──────── Study material ────────

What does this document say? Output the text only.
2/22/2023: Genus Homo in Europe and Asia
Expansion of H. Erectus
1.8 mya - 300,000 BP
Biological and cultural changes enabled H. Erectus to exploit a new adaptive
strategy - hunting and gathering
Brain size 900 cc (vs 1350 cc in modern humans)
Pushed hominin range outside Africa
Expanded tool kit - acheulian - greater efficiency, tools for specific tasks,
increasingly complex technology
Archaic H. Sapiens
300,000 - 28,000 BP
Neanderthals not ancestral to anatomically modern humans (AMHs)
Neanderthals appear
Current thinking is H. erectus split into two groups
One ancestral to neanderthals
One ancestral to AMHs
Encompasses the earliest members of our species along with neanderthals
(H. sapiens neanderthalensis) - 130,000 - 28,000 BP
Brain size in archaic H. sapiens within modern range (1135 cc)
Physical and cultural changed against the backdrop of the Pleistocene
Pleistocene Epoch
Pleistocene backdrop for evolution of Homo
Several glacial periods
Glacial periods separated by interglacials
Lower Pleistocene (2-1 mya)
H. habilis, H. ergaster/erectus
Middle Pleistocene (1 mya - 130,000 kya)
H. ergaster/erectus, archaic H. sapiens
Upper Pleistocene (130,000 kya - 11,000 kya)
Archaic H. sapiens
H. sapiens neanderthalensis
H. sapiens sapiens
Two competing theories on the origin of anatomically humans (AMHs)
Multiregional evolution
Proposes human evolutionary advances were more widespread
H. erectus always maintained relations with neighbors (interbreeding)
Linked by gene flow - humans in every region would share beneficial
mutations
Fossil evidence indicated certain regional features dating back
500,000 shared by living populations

────────

What you need to do – Set down each entry again, unchanged.

Written solution –
What does this document say? Output the text only.
2/22/2023: Genus Homo in Europe and Asia
Expansion of H. Erectus
1.8 mya - 300,000 BP
Biological and cultural changes enabled H. Erectus to exploit a new adaptive
strategy - hunting and gathering
Brain size 900 cc (vs 1350 cc in modern humans)
Pushed hominin range outside Africa
Expanded tool kit - acheulian - greater efficiency, tools for specific tasks,
increasingly complex technology
Archaic H. Sapiens
300,000 - 28,000 BP
Neanderthals not ancestral to anatomically modern humans (AMHs)
Neanderthals appear
Current thinking is H. erectus split into two groups
One ancestral to neanderthals
One ancestral to AMHs
Encompasses the earliest members of our species along with neanderthals
(H. sapiens neanderthalensis) - 130,000 - 28,000 BP
Brain size in archaic H. sapiens within modern range (1135 cc)
Physical and cultural changed against the backdrop of the Pleistocene
Pleistocene Epoch
Pleistocene backdrop for evolution of Homo
Several glacial periods
Glacial periods separated by interglacials
Lower Pleistocene (2-1 mya)
H. habilis, H. ergaster/erectus
Middle Pleistocene (1 mya - 130,000 kya)
H. ergaster/erectus, archaic H. sapiens
Upper Pleistocene (130,000 kya - 11,000 kya)
Archaic H. sapiens
H. sapiens neanderthalensis
H. sapiens sapiens
Two competing theories on the origin of anatomically humans (AMHs)
Multiregional evolution
Proposes human evolutionary advances were more widespread
H. erectus always maintained relations with neighbors (interbreeding)
Linked by gene flow - humans in every region would share beneficial
mutations
Fossil evidence indicated certain regional features dating back
500,000 shared by living populations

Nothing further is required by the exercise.